* _RECORDS FOR THIS TASK_
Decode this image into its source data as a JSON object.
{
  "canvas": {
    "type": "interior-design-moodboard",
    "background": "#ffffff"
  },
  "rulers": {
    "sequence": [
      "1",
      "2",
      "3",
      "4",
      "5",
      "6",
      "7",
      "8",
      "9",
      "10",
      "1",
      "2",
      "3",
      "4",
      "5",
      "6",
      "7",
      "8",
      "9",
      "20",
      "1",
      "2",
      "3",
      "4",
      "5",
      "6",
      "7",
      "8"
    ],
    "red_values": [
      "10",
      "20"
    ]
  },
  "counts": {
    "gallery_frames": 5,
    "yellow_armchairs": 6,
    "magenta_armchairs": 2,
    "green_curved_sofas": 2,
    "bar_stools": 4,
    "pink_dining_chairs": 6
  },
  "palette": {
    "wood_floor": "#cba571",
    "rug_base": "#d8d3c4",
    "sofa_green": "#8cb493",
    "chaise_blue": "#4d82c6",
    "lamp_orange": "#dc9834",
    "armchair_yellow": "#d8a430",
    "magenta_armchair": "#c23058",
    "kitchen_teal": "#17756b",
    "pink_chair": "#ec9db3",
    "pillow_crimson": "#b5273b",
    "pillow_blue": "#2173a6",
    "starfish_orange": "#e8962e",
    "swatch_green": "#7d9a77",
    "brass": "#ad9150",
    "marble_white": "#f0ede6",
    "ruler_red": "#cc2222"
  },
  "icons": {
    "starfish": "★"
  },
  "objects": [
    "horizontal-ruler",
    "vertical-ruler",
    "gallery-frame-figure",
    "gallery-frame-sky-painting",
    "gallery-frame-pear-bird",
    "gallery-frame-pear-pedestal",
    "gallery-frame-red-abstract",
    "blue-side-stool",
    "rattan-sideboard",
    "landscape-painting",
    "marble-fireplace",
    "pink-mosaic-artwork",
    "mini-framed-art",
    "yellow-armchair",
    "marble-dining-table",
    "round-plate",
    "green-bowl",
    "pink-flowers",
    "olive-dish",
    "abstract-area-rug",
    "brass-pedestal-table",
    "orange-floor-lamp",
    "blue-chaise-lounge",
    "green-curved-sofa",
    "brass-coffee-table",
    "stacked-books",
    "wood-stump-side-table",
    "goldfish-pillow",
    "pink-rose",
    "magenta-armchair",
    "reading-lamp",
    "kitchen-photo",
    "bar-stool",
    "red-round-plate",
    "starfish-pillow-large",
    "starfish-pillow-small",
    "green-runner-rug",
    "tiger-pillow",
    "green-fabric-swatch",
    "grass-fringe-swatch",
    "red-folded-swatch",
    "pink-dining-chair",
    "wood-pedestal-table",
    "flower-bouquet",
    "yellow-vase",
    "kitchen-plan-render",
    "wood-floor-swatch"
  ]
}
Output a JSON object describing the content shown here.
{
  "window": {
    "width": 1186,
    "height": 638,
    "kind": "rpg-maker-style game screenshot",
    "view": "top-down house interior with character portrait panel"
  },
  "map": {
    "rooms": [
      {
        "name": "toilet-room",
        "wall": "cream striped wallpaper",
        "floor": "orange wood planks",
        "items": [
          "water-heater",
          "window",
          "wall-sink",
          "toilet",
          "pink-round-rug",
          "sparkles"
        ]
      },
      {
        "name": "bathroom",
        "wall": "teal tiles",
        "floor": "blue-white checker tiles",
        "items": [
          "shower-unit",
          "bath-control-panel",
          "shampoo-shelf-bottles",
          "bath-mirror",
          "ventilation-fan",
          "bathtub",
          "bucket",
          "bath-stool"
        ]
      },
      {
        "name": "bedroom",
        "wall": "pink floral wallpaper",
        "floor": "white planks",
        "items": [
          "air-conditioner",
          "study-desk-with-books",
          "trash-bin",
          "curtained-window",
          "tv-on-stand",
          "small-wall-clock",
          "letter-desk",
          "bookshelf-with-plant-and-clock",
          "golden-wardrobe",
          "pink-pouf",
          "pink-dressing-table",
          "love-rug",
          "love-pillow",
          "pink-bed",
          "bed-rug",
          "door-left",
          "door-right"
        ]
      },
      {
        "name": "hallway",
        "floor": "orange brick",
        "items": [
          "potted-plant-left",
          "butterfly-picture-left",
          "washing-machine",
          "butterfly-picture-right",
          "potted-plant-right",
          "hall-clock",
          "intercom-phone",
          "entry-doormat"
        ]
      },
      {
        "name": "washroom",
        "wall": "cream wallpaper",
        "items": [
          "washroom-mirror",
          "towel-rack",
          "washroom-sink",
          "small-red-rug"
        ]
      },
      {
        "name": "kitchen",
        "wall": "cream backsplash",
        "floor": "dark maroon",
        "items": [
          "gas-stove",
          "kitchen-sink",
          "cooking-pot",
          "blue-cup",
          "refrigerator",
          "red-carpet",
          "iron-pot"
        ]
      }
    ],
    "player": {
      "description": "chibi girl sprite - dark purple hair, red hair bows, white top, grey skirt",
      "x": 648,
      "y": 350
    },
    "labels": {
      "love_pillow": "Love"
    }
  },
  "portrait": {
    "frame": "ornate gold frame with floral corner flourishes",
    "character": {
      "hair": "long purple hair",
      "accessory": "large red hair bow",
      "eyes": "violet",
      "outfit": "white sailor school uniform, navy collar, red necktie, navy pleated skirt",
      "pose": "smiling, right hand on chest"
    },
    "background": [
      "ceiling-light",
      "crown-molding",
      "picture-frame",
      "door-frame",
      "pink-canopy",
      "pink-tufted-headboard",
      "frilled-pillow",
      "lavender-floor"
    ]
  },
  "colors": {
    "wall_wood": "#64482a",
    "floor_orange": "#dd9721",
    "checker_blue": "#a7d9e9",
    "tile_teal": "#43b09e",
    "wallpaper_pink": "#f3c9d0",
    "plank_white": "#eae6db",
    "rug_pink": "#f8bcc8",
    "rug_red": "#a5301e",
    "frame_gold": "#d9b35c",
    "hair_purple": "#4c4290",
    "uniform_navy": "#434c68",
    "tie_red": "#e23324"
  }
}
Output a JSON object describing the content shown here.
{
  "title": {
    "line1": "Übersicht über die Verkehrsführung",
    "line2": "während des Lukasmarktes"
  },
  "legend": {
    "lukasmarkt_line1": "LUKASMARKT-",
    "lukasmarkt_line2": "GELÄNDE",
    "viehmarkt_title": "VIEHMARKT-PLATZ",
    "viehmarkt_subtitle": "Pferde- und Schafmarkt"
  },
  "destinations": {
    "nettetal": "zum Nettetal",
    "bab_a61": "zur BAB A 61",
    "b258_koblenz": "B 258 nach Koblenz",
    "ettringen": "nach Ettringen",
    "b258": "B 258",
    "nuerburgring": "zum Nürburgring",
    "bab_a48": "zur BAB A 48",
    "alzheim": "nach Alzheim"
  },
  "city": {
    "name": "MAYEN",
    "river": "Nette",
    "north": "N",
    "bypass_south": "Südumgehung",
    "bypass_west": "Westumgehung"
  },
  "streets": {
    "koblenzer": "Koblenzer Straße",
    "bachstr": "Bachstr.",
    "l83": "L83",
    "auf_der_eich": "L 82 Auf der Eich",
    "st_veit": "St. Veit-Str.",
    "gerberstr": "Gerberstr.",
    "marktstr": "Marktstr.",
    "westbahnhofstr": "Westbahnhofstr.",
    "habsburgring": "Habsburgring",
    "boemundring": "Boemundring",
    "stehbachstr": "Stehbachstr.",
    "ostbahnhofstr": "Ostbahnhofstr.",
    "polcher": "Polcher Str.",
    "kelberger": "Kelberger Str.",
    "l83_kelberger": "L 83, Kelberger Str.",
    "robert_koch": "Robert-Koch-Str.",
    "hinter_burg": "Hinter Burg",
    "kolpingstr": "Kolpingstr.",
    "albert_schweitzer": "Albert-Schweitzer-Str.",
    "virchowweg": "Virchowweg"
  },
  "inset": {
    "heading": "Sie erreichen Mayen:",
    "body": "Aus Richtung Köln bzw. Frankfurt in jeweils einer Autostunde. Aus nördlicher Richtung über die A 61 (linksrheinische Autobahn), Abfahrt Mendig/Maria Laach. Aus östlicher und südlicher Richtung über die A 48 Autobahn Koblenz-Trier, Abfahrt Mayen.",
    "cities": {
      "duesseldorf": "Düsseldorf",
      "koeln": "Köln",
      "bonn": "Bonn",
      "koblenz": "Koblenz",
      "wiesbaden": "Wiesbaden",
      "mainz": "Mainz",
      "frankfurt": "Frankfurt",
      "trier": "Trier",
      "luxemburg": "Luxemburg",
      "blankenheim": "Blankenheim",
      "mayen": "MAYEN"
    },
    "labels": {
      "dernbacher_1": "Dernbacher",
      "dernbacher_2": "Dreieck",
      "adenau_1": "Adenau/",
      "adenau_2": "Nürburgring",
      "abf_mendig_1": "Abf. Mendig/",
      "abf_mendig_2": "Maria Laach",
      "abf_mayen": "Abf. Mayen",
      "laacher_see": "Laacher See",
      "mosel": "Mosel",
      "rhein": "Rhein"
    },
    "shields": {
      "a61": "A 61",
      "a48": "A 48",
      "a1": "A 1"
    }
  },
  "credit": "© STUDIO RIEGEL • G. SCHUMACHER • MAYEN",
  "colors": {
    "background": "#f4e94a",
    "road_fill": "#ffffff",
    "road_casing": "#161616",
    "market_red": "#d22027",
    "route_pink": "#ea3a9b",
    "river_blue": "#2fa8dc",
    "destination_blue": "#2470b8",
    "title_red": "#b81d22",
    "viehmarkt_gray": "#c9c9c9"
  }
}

* _SET EXERCISE_
Search the lines for "tiles". Copy each line that has it.

* _TASK RESULT_
        "wall": "teal tiles",
        "floor": "blue-white checker tiles",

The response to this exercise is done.